A run of records:
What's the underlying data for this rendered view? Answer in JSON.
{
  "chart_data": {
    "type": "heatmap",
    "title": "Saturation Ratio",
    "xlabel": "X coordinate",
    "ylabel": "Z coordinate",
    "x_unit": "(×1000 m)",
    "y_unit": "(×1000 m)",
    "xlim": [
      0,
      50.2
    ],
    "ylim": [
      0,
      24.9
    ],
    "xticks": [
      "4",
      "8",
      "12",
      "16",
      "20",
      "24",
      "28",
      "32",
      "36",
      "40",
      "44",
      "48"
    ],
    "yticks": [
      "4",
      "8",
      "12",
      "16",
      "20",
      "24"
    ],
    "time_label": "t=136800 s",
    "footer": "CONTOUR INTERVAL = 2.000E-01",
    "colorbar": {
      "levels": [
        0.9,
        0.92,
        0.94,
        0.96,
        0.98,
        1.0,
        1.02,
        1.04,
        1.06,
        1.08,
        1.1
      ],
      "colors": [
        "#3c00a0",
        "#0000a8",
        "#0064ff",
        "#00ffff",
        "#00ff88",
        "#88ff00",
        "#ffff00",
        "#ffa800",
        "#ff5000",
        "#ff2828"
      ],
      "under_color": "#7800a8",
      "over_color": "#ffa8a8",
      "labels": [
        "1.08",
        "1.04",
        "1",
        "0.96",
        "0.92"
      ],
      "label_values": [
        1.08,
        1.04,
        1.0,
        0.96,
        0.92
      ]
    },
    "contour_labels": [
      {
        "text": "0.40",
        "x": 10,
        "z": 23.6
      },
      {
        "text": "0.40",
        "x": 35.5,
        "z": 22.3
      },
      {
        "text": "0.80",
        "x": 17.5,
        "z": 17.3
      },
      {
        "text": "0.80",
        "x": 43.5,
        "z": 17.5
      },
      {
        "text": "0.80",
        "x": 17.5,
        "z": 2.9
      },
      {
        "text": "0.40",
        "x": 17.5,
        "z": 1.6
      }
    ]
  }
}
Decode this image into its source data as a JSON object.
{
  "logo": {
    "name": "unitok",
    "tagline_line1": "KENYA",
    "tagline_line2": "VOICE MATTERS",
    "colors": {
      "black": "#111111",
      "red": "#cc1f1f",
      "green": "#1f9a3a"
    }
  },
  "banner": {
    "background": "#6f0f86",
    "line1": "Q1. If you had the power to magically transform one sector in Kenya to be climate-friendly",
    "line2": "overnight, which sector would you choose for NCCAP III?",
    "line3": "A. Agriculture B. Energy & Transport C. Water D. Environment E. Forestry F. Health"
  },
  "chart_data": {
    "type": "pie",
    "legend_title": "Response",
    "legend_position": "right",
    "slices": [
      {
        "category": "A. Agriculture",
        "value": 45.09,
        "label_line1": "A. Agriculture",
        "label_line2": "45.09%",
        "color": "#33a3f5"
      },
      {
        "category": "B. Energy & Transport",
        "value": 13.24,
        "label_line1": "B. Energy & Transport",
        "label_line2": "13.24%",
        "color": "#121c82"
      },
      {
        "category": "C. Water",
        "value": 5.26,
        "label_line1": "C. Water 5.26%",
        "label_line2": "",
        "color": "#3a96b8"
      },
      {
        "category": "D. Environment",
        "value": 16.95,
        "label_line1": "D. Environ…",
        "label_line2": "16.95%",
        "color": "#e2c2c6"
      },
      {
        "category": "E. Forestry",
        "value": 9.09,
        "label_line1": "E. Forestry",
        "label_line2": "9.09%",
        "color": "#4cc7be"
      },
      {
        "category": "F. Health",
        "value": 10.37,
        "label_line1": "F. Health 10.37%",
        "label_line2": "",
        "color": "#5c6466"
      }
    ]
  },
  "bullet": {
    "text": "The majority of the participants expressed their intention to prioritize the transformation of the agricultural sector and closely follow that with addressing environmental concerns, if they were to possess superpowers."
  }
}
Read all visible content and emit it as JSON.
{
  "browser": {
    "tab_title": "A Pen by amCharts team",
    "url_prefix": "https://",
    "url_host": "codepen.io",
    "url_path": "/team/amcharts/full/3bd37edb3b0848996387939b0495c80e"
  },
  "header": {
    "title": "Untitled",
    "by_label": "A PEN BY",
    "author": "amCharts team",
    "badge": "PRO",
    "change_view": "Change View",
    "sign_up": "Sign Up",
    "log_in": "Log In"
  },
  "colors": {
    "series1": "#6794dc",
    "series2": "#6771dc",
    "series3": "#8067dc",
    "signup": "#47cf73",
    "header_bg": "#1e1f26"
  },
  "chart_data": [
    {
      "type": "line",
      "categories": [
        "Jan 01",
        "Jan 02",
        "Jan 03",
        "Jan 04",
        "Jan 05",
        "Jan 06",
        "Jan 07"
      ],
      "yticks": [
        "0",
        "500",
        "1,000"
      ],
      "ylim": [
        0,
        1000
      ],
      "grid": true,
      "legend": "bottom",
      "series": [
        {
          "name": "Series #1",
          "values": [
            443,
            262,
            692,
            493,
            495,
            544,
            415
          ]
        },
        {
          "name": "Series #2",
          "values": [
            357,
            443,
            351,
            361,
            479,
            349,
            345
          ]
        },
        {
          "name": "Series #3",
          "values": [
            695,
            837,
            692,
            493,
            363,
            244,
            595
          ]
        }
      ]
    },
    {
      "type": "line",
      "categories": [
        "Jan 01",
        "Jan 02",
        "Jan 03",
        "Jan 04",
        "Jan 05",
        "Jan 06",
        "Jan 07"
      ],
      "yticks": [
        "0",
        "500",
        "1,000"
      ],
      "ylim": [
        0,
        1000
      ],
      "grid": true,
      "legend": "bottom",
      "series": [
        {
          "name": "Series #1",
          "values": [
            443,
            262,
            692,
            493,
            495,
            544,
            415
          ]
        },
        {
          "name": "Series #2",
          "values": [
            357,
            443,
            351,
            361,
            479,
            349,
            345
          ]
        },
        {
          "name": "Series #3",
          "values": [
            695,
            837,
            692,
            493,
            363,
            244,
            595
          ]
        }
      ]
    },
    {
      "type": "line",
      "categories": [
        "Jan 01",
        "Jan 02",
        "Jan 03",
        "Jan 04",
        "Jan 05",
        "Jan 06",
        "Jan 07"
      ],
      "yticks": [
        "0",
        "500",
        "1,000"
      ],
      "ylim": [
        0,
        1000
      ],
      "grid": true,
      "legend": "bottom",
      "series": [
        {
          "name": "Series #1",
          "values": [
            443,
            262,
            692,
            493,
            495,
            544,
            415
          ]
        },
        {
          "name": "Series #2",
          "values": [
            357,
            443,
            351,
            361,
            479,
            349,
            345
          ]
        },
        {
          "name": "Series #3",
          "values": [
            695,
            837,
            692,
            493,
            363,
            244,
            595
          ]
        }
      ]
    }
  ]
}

▶ _GIVEN TASK_:
Extract the full listing above without alteration.

▶ _COMPLETED EXERCISE_:
What's the underlying data for this rendered view? Answer in JSON.
{
  "chart_data": {
    "type": "heatmap",
    "title": "Saturation Ratio",
    "xlabel": "X coordinate",
    "ylabel": "Z coordinate",
    "x_unit": "(×1000 m)",
    "y_unit": "(×1000 m)",
    "xlim": [
      0,
      50.2
    ],
    "ylim": [
      0,
      24.9
    ],
    "xticks": [
      "4",
      "8",
      "12",
      "16",
      "20",
      "24",
      "28",
      "32",
      "36",
      "40",
      "44",
      "48"
    ],
    "yticks": [
      "4",
      "8",
      "12",
      "16",
      "20",
      "24"
    ],
    "time_label": "t=136800 s",
    "footer": "CONTOUR INTERVAL = 2.000E-01",
    "colorbar": {
      "levels": [
        0.9,
        0.92,
        0.94,
        0.96,
        0.98,
        1.0,
        1.02,
        1.04,
        1.06,
        1.08,
        1.1
      ],
      "colors": [
        "#3c00a0",
        "#0000a8",
        "#0064ff",
        "#00ffff",
        "#00ff88",
        "#88ff00",
        "#ffff00",
        "#ffa800",
        "#ff5000",
        "#ff2828"
      ],
      "under_color": "#7800a8",
      "over_color": "#ffa8a8",
      "labels": [
        "1.08",
        "1.04",
        "1",
        "0.96",
        "0.92"
      ],
      "label_values": [
        1.08,
        1.04,
        1.0,
        0.96,
        0.92
      ]
    },
    "contour_labels": [
      {
        "text": "0.40",
        "x": 10,
        "z": 23.6
      },
      {
        "text": "0.40",
        "x": 35.5,
        "z": 22.3
      },
      {
        "text": "0.80",
        "x": 17.5,
        "z": 17.3
      },
      {
        "text": "0.80",
        "x": 43.5,
        "z": 17.5
      },
      {
        "text": "0.80",
        "x": 17.5,
        "z": 2.9
      },
      {
        "text": "0.40",
        "x": 17.5,
        "z": 1.6
      }
    ]
  }
}
Decode this image into its source data as a JSON object.
{
  "logo": {
    "name": "unitok",
    "tagline_line1": "KENYA",
    "tagline_line2": "VOICE MATTERS",
    "colors": {
      "black": "#111111",
      "red": "#cc1f1f",
      "green": "#1f9a3a"
    }
  },
  "banner": {
    "background": "#6f0f86",
    "line1": "Q1. If you had the power to magically transform one sector in Kenya to be climate-friendly",
    "line2": "overnight, which sector would you choose for NCCAP III?",
    "line3": "A. Agriculture B. Energy & Transport C. Water D. Environment E. Forestry F. Health"
  },
  "chart_data": {
    "type": "pie",
    "legend_title": "Response",
    "legend_position": "right",
    "slices": [
      {
        "category": "A. Agriculture",
        "value": 45.09,
        "label_line1": "A. Agriculture",
        "label_line2": "45.09%",
        "color": "#33a3f5"
      },
      {
        "category": "B. Energy & Transport",
        "value": 13.24,
        "label_line1": "B. Energy & Transport",
        "label_line2": "13.24%",
        "color": "#121c82"
      },
      {
        "category": "C. Water",
        "value": 5.26,
        "label_line1": "C. Water 5.26%",
        "label_line2": "",
        "color": "#3a96b8"
      },
      {
        "category": "D. Environment",
        "value": 16.95,
        "label_line1": "D. Environ…",
        "label_line2": "16.95%",
        "color": "#e2c2c6"
      },
      {
        "category": "E. Forestry",
        "value": 9.09,
        "label_line1": "E. Forestry",
        "label_line2": "9.09%",
        "color": "#4cc7be"
      },
      {
        "category": "F. Health",
        "value": 10.37,
        "label_line1": "F. Health 10.37%",
        "label_line2": "",
        "color": "#5c6466"
      }
    ]
  },
  "bullet": {
    "text": "The majority of the participants expressed their intention to prioritize the transformation of the agricultural sector and closely follow that with addressing environmental concerns, if they were to possess superpowers."
  }
}
Read all visible content and emit it as JSON.
{
  "browser": {
    "tab_title": "A Pen by amCharts team",
    "url_prefix": "https://",
    "url_host": "codepen.io",
    "url_path": "/team/amcharts/full/3bd37edb3b0848996387939b0495c80e"
  },
  "header": {
    "title": "Untitled",
    "by_label": "A PEN BY",
    "author": "amCharts team",
    "badge": "PRO",
    "change_view": "Change View",
    "sign_up": "Sign Up",
    "log_in": "Log In"
  },
  "colors": {
    "series1": "#6794dc",
    "series2": "#6771dc",
    "series3": "#8067dc",
    "signup": "#47cf73",
    "header_bg": "#1e1f26"
  },
  "chart_data": [
    {
      "type": "line",
      "categories": [
        "Jan 01",
        "Jan 02",
        "Jan 03",
        "Jan 04",
        "Jan 05",
        "Jan 06",
        "Jan 07"
      ],
      "yticks": [
        "0",
        "500",
        "1,000"
      ],
      "ylim": [
        0,
        1000
      ],
      "grid": true,
      "legend": "bottom",
      "series": [
        {
          "name": "Series #1",
          "values": [
            443,
            262,
            692,
            493,
            495,
            544,
            415
          ]
        },
        {
          "name": "Series #2",
          "values": [
            357,
            443,
            351,
            361,
            479,
            349,
            345
          ]
        },
        {
          "name": "Series #3",
          "values": [
            695,
            837,
            692,
            493,
            363,
            244,
            595
          ]
        }
      ]
    },
    {
      "type": "line",
      "categories": [
        "Jan 01",
        "Jan 02",
        "Jan 03",
        "Jan 04",
        "Jan 05",
        "Jan 06",
        "Jan 07"
      ],
      "yticks": [
        "0",
        "500",
        "1,000"
      ],
      "ylim": [
        0,
        1000
      ],
      "grid": true,
      "legend": "bottom",
      "series": [
        {
          "name": "Series #1",
          "values": [
            443,
            262,
            692,
            493,
            495,
            544,
            415
          ]
        },
        {
          "name": "Series #2",
          "values": [
            357,
            443,
            351,
            361,
            479,
            349,
            345
          ]
        },
        {
          "name": "Series #3",
          "values": [
            695,
            837,
            692,
            493,
            363,
            244,
            595
          ]
        }
      ]
    },
    {
      "type": "line",
      "categories": [
        "Jan 01",
        "Jan 02",
        "Jan 03",
        "Jan 04",
        "Jan 05",
        "Jan 06",
        "Jan 07"
      ],
      "yticks": [
        "0",
        "500",
        "1,000"
      ],
      "ylim": [
        0,
        1000
      ],
      "grid": true,
      "legend": "bottom",
      "series": [
        {
          "name": "Series #1",
          "values": [
            443,
            262,
            692,
            493,
            495,
            544,
            415
          ]
        },
        {
          "name": "Series #2",
          "values": [
            357,
            443,
            351,
            361,
            479,
            349,
            345
          ]
        },
        {
          "name": "Series #3",
          "values": [
            695,
            837,
            692,
            493,
            363,
            244,
            595
          ]
        }
      ]
    }
  ]
}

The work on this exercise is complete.